Task directions:
Repeat all of the data precisely.

Record set:

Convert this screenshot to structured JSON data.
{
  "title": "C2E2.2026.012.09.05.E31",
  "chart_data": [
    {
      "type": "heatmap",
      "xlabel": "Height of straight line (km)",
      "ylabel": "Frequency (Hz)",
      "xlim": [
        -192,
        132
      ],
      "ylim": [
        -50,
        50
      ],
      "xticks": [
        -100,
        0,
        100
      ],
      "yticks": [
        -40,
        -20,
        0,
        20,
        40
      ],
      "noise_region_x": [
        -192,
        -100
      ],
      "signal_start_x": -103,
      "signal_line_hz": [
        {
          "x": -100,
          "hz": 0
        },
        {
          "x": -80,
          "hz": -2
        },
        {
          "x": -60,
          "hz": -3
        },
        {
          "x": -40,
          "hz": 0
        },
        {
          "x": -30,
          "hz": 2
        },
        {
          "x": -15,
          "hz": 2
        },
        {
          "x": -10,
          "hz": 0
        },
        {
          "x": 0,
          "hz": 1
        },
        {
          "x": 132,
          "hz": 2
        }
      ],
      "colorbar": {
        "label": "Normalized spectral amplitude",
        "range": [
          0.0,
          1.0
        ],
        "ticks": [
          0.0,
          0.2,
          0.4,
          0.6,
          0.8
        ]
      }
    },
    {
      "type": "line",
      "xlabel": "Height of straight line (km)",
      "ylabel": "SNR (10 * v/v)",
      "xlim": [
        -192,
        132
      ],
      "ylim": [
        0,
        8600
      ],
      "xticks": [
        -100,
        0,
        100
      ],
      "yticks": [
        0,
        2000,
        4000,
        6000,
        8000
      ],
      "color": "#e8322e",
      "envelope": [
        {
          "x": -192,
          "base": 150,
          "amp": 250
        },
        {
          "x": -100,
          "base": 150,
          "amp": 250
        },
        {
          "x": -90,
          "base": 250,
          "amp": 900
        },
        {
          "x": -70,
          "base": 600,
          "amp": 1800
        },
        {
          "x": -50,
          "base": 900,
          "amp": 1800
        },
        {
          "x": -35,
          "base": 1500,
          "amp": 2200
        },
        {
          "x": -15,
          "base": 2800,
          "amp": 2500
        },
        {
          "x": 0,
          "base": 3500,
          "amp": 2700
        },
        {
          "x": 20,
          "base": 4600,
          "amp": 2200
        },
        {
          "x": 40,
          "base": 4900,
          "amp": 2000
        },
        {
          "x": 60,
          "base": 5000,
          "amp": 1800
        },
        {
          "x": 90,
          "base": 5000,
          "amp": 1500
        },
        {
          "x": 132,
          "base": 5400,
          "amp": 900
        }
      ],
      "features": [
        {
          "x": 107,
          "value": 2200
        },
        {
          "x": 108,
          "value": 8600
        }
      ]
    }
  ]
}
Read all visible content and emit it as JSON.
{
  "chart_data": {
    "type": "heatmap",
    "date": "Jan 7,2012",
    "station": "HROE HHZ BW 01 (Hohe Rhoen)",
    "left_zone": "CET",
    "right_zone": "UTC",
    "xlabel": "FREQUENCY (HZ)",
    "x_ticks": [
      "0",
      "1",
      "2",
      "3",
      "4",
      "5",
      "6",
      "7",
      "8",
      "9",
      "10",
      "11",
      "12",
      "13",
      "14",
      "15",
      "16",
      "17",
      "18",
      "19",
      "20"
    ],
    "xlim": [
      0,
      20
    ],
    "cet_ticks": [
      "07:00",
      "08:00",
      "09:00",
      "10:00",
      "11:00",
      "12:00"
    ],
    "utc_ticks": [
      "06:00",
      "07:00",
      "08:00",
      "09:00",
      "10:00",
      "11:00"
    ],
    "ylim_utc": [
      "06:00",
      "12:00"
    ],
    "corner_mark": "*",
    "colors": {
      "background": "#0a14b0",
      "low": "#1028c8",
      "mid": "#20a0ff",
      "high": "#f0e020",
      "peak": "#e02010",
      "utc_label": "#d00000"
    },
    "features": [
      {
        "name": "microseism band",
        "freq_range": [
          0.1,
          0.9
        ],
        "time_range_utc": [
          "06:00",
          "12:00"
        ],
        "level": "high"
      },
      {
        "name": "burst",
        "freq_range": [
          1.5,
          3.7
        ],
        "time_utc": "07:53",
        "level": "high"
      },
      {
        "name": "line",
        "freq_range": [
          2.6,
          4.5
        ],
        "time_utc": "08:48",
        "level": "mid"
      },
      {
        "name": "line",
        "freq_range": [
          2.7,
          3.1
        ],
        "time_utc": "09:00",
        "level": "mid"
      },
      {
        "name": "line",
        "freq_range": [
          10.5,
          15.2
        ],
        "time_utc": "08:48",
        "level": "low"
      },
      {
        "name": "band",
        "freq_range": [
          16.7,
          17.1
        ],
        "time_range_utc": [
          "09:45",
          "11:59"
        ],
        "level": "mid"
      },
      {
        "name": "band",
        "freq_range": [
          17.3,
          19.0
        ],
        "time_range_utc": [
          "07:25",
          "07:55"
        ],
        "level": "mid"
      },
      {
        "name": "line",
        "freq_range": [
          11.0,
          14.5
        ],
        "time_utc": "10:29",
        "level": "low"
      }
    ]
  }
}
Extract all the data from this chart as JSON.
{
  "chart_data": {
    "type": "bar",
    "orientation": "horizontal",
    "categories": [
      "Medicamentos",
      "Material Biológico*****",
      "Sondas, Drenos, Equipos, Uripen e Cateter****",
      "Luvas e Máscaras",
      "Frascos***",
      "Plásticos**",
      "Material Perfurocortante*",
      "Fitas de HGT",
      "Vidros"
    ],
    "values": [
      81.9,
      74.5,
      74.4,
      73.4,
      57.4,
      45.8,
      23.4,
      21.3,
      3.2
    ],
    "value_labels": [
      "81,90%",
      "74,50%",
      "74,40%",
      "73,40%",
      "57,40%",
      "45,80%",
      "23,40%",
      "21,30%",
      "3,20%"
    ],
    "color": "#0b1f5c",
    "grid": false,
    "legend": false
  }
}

Correct answer:
Convert this screenshot to structured JSON data.
{
  "title": "C2E2.2026.012.09.05.E31",
  "chart_data": [
    {
      "type": "heatmap",
      "xlabel": "Height of straight line (km)",
      "ylabel": "Frequency (Hz)",
      "xlim": [
        -192,
        132
      ],
      "ylim": [
        -50,
        50
      ],
      "xticks": [
        -100,
        0,
        100
      ],
      "yticks": [
        -40,
        -20,
        0,
        20,
        40
      ],
      "noise_region_x": [
        -192,
        -100
      ],
      "signal_start_x": -103,
      "signal_line_hz": [
        {
          "x": -100,
          "hz": 0
        },
        {
          "x": -80,
          "hz": -2
        },
        {
          "x": -60,
          "hz": -3
        },
        {
          "x": -40,
          "hz": 0
        },
        {
          "x": -30,
          "hz": 2
        },
        {
          "x": -15,
          "hz": 2
        },
        {
          "x": -10,
          "hz": 0
        },
        {
          "x": 0,
          "hz": 1
        },
        {
          "x": 132,
          "hz": 2
        }
      ],
      "colorbar": {
        "label": "Normalized spectral amplitude",
        "range": [
          0.0,
          1.0
        ],
        "ticks": [
          0.0,
          0.2,
          0.4,
          0.6,
          0.8
        ]
      }
    },
    {
      "type": "line",
      "xlabel": "Height of straight line (km)",
      "ylabel": "SNR (10 * v/v)",
      "xlim": [
        -192,
        132
      ],
      "ylim": [
        0,
        8600
      ],
      "xticks": [
        -100,
        0,
        100
      ],
      "yticks": [
        0,
        2000,
        4000,
        6000,
        8000
      ],
      "color": "#e8322e",
      "envelope": [
        {
          "x": -192,
          "base": 150,
          "amp": 250
        },
        {
          "x": -100,
          "base": 150,
          "amp": 250
        },
        {
          "x": -90,
          "base": 250,
          "amp": 900
        },
        {
          "x": -70,
          "base": 600,
          "amp": 1800
        },
        {
          "x": -50,
          "base": 900,
          "amp": 1800
        },
        {
          "x": -35,
          "base": 1500,
          "amp": 2200
        },
        {
          "x": -15,
          "base": 2800,
          "amp": 2500
        },
        {
          "x": 0,
          "base": 3500,
          "amp": 2700
        },
        {
          "x": 20,
          "base": 4600,
          "amp": 2200
        },
        {
          "x": 40,
          "base": 4900,
          "amp": 2000
        },
        {
          "x": 60,
          "base": 5000,
          "amp": 1800
        },
        {
          "x": 90,
          "base": 5000,
          "amp": 1500
        },
        {
          "x": 132,
          "base": 5400,
          "amp": 900
        }
      ],
      "features": [
        {
          "x": 107,
          "value": 2200
        },
        {
          "x": 108,
          "value": 8600
        }
      ]
    }
  ]
}
Read all visible content and emit it as JSON.
{
  "chart_data": {
    "type": "heatmap",
    "date": "Jan 7,2012",
    "station": "HROE HHZ BW 01 (Hohe Rhoen)",
    "left_zone": "CET",
    "right_zone": "UTC",
    "xlabel": "FREQUENCY (HZ)",
    "x_ticks": [
      "0",
      "1",
      "2",
      "3",
      "4",
      "5",
      "6",
      "7",
      "8",
      "9",
      "10",
      "11",
      "12",
      "13",
      "14",
      "15",
      "16",
      "17",
      "18",
      "19",
      "20"
    ],
    "xlim": [
      0,
      20
    ],
    "cet_ticks": [
      "07:00",
      "08:00",
      "09:00",
      "10:00",
      "11:00",
      "12:00"
    ],
    "utc_ticks": [
      "06:00",
      "07:00",
      "08:00",
      "09:00",
      "10:00",
      "11:00"
    ],
    "ylim_utc": [
      "06:00",
      "12:00"
    ],
    "corner_mark": "*",
    "colors": {
      "background": "#0a14b0",
      "low": "#1028c8",
      "mid": "#20a0ff",
      "high": "#f0e020",
      "peak": "#e02010",
      "utc_label": "#d00000"
    },
    "features": [
      {
        "name": "microseism band",
        "freq_range": [
          0.1,
          0.9
        ],
        "time_range_utc": [
          "06:00",
          "12:00"
        ],
        "level": "high"
      },
      {
        "name": "burst",
        "freq_range": [
          1.5,
          3.7
        ],
        "time_utc": "07:53",
        "level": "high"
      },
      {
        "name": "line",
        "freq_range": [
          2.6,
          4.5
        ],
        "time_utc": "08:48",
        "level": "mid"
      },
      {
        "name": "line",
        "freq_range": [
          2.7,
          3.1
        ],
        "time_utc": "09:00",
        "level": "mid"
      },
      {
        "name": "line",
        "freq_range": [
          10.5,
          15.2
        ],
        "time_utc": "08:48",
        "level": "low"
      },
      {
        "name": "band",
        "freq_range": [
          16.7,
          17.1
        ],
        "time_range_utc": [
          "09:45",
          "11:59"
        ],
        "level": "mid"
      },
      {
        "name": "band",
        "freq_range": [
          17.3,
          19.0
        ],
        "time_range_utc": [
          "07:25",
          "07:55"
        ],
        "level": "mid"
      },
      {
        "name": "line",
        "freq_range": [
          11.0,
          14.5
        ],
        "time_utc": "10:29",
        "level": "low"
      }
    ]
  }
}
Extract all the data from this chart as JSON.
{
  "chart_data": {
    "type": "bar",
    "orientation": "horizontal",
    "categories": [
      "Medicamentos",
      "Material Biológico*****",
      "Sondas, Drenos, Equipos, Uripen e Cateter****",
      "Luvas e Máscaras",
      "Frascos***",
      "Plásticos**",
      "Material Perfurocortante*",
      "Fitas de HGT",
      "Vidros"
    ],
    "values": [
      81.9,
      74.5,
      74.4,
      73.4,
      57.4,
      45.8,
      23.4,
      21.3,
      3.2
    ],
    "value_labels": [
      "81,90%",
      "74,50%",
      "74,40%",
      "73,40%",
      "57,40%",
      "45,80%",
      "23,40%",
      "21,30%",
      "3,20%"
    ],
    "color": "#0b1f5c",
    "grid": false,
    "legend": false
  }
}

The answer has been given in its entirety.